Data records
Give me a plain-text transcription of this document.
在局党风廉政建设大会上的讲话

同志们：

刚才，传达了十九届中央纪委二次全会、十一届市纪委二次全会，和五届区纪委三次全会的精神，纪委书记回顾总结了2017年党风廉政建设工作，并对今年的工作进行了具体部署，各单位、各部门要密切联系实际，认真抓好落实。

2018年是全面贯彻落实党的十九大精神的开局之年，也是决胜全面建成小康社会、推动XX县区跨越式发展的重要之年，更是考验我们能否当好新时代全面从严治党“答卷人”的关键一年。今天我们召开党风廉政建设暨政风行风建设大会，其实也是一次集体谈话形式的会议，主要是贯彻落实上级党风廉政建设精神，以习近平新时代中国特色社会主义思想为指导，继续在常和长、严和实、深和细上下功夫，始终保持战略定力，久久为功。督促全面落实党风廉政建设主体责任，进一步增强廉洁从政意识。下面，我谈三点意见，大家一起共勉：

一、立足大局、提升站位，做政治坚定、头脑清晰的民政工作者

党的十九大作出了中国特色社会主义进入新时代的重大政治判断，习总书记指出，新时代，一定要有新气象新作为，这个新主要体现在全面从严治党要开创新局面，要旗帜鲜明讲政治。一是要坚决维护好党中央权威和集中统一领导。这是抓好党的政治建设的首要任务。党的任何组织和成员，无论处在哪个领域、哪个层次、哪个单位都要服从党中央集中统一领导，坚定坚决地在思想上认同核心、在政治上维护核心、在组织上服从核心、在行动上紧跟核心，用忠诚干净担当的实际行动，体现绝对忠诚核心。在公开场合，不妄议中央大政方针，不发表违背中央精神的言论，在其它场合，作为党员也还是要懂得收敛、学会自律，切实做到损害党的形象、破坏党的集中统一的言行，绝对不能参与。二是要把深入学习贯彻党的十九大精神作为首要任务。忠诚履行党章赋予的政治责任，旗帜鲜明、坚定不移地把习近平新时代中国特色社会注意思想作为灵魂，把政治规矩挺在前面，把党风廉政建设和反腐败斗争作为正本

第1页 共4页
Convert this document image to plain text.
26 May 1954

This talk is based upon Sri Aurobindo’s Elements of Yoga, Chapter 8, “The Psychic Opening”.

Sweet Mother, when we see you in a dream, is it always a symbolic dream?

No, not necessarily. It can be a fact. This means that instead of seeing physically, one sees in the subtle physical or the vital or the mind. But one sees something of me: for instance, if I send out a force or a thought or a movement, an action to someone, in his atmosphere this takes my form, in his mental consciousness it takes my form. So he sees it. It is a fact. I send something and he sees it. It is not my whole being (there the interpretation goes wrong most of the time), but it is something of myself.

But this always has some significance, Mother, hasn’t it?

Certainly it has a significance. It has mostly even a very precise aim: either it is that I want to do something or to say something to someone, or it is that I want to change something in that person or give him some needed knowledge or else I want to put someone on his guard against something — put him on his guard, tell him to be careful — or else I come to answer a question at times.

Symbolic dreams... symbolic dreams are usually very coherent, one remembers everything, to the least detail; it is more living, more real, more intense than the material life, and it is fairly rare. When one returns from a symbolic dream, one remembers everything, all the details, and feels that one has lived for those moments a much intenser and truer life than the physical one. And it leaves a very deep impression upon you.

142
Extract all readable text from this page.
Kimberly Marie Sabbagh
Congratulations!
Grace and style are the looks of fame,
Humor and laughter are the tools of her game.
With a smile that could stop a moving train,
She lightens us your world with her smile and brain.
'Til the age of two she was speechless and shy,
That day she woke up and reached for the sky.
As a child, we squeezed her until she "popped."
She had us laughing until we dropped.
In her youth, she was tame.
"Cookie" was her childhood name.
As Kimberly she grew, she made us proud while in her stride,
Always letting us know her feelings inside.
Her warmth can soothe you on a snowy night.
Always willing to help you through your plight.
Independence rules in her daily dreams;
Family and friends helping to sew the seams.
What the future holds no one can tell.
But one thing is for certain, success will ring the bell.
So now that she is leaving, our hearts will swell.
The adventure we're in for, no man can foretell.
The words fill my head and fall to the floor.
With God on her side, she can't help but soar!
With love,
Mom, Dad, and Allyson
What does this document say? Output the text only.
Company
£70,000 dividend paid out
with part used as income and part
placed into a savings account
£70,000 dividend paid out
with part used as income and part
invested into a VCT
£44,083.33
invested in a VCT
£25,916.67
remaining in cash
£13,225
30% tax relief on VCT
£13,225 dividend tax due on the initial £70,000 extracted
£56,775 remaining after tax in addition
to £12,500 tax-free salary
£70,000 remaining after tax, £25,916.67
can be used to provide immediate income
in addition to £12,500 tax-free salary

WORK REQUIRED: Each line above must be printed exactly as it appears.

RESULT FOR THIS EXERCISE:
Give me a plain-text transcription of this document.
在局党风廉政建设大会上的讲话

同志们：

刚才，传达了十九届中央纪委二次全会、十一届市纪委二次全会，和五届区纪委三次全会的精神，纪委书记回顾总结了2017年党风廉政建设工作，并对今年的工作进行了具体部署，各单位、各部门要密切联系实际，认真抓好落实。

2018年是全面贯彻落实党的十九大精神的开局之年，也是决胜全面建成小康社会、推动XX县区跨越式发展的重要之年，更是考验我们能否当好新时代全面从严治党“答卷人”的关键一年。今天我们召开党风廉政建设暨政风行风建设大会，其实也是一次集体谈话形式的会议，主要是贯彻落实上级党风廉政建设精神，以习近平新时代中国特色社会主义思想为指导，继续在常和长、严和实、深和细上下功夫，始终保持战略定力，久久为功。督促全面落实党风廉政建设主体责任，进一步增强廉洁从政意识。下面，我谈三点意见，大家一起共勉：

一、立足大局、提升站位，做政治坚定、头脑清晰的民政工作者

党的十九大作出了中国特色社会主义进入新时代的重大政治判断，习总书记指出，新时代，一定要有新气象新作为，这个新主要体现在全面从严治党要开创新局面，要旗帜鲜明讲政治。一是要坚决维护好党中央权威和集中统一领导。这是抓好党的政治建设的首要任务。党的任何组织和成员，无论处在哪个领域、哪个层次、哪个单位都要服从党中央集中统一领导，坚定坚决地在思想上认同核心、在政治上维护核心、在组织上服从核心、在行动上紧跟核心，用忠诚干净担当的实际行动，体现绝对忠诚核心。在公开场合，不妄议中央大政方针，不发表违背中央精神的言论，在其它场合，作为党员也还是要懂得收敛、学会自律，切实做到损害党的形象、破坏党的集中统一的言行，绝对不能参与。二是要把深入学习贯彻党的十九大精神作为首要任务。忠诚履行党章赋予的政治责任，旗帜鲜明、坚定不移地把习近平新时代中国特色社会注意思想作为灵魂，把政治规矩挺在前面，把党风廉政建设和反腐败斗争作为正本

第1页 共4页
Convert this document image to plain text.
26 May 1954

This talk is based upon Sri Aurobindo’s Elements of Yoga, Chapter 8, “The Psychic Opening”.

Sweet Mother, when we see you in a dream, is it always a symbolic dream?

No, not necessarily. It can be a fact. This means that instead of seeing physically, one sees in the subtle physical or the vital or the mind. But one sees something of me: for instance, if I send out a force or a thought or a movement, an action to someone, in his atmosphere this takes my form, in his mental consciousness it takes my form. So he sees it. It is a fact. I send something and he sees it. It is not my whole being (there the interpretation goes wrong most of the time), but it is something of myself.

But this always has some significance, Mother, hasn’t it?

Certainly it has a significance. It has mostly even a very precise aim: either it is that I want to do something or to say something to someone, or it is that I want to change something in that person or give him some needed knowledge or else I want to put someone on his guard against something — put him on his guard, tell him to be careful — or else I come to answer a question at times.

Symbolic dreams... symbolic dreams are usually very coherent, one remembers everything, to the least detail; it is more living, more real, more intense than the material life, and it is fairly rare. When one returns from a symbolic dream, one remembers everything, all the details, and feels that one has lived for those moments a much intenser and truer life than the physical one. And it leaves a very deep impression upon you.

142
Extract all readable text from this page.
Kimberly Marie Sabbagh
Congratulations!
Grace and style are the looks of fame,
Humor and laughter are the tools of her game.
With a smile that could stop a moving train,
She lightens us your world with her smile and brain.
'Til the age of two she was speechless and shy,
That day she woke up and reached for the sky.
As a child, we squeezed her until she "popped."
She had us laughing until we dropped.
In her youth, she was tame.
"Cookie" was her childhood name.
As Kimberly she grew, she made us proud while in her stride,
Always letting us know her feelings inside.
Her warmth can soothe you on a snowy night.
Always willing to help you through your plight.
Independence rules in her daily dreams;
Family and friends helping to sew the seams.
What the future holds no one can tell.
But one thing is for certain, success will ring the bell.
So now that she is leaving, our hearts will swell.
The adventure we're in for, no man can foretell.
The words fill my head and fall to the floor.
With God on her side, she can't help but soar!
With love,
Mom, Dad, and Allyson
What does this document say? Output the text only.
Company
£70,000 dividend paid out
with part used as income and part
placed into a savings account
£70,000 dividend paid out
with part used as income and part
invested into a VCT
£44,083.33
invested in a VCT
£25,916.67
remaining in cash
£13,225
30% tax relief on VCT
£13,225 dividend tax due on the initial £70,000 extracted
£56,775 remaining after tax in addition
to £12,500 tax-free salary
£70,000 remaining after tax, £25,916.67
can be used to provide immediate income
in addition to £12,500 tax-free salary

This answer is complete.